Records supplied =>
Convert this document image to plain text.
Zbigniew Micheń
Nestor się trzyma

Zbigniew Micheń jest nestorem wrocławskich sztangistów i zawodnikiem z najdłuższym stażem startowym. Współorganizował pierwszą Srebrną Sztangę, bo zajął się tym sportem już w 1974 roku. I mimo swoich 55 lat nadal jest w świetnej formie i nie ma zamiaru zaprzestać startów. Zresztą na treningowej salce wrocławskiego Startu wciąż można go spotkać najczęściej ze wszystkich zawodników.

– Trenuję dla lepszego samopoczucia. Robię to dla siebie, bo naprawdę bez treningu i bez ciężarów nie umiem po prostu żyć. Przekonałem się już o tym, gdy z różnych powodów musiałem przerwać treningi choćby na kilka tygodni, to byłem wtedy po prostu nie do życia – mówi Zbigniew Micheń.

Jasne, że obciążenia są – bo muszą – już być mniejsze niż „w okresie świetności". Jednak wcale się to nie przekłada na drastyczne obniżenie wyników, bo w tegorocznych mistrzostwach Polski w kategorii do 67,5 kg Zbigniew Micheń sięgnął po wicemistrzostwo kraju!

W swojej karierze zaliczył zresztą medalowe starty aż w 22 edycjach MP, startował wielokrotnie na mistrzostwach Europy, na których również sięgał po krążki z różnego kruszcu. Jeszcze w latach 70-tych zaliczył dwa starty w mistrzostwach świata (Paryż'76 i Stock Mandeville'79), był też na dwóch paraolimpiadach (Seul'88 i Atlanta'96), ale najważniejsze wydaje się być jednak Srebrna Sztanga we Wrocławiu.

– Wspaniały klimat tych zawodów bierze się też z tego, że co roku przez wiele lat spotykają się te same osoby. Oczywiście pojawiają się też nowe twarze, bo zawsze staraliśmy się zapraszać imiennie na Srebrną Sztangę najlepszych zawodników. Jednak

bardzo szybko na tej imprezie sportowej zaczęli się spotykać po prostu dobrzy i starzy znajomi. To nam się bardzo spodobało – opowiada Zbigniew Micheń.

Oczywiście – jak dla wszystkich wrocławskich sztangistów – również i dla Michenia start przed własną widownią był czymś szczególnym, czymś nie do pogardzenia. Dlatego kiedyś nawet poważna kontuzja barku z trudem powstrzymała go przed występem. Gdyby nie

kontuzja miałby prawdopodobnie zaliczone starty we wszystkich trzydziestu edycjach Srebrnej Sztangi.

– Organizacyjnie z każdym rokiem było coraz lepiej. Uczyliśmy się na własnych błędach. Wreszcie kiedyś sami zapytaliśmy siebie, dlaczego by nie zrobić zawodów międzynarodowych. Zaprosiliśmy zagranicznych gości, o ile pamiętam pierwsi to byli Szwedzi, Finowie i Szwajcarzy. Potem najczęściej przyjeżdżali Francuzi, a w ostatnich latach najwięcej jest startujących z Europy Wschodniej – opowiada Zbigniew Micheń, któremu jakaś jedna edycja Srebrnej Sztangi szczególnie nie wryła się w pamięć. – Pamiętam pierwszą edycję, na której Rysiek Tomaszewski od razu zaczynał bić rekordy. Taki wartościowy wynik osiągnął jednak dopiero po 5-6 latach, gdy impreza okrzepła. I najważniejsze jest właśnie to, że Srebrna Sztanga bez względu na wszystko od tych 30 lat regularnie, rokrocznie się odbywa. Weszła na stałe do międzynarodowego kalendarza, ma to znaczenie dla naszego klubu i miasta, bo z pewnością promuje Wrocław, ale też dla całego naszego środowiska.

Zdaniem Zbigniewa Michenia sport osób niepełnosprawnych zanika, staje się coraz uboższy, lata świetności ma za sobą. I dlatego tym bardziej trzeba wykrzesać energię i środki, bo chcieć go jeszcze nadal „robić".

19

Work instructions =>
Check each line in the listing above for the string "Srebrną", then report how many lines contain it, with no other text.

Output =>
2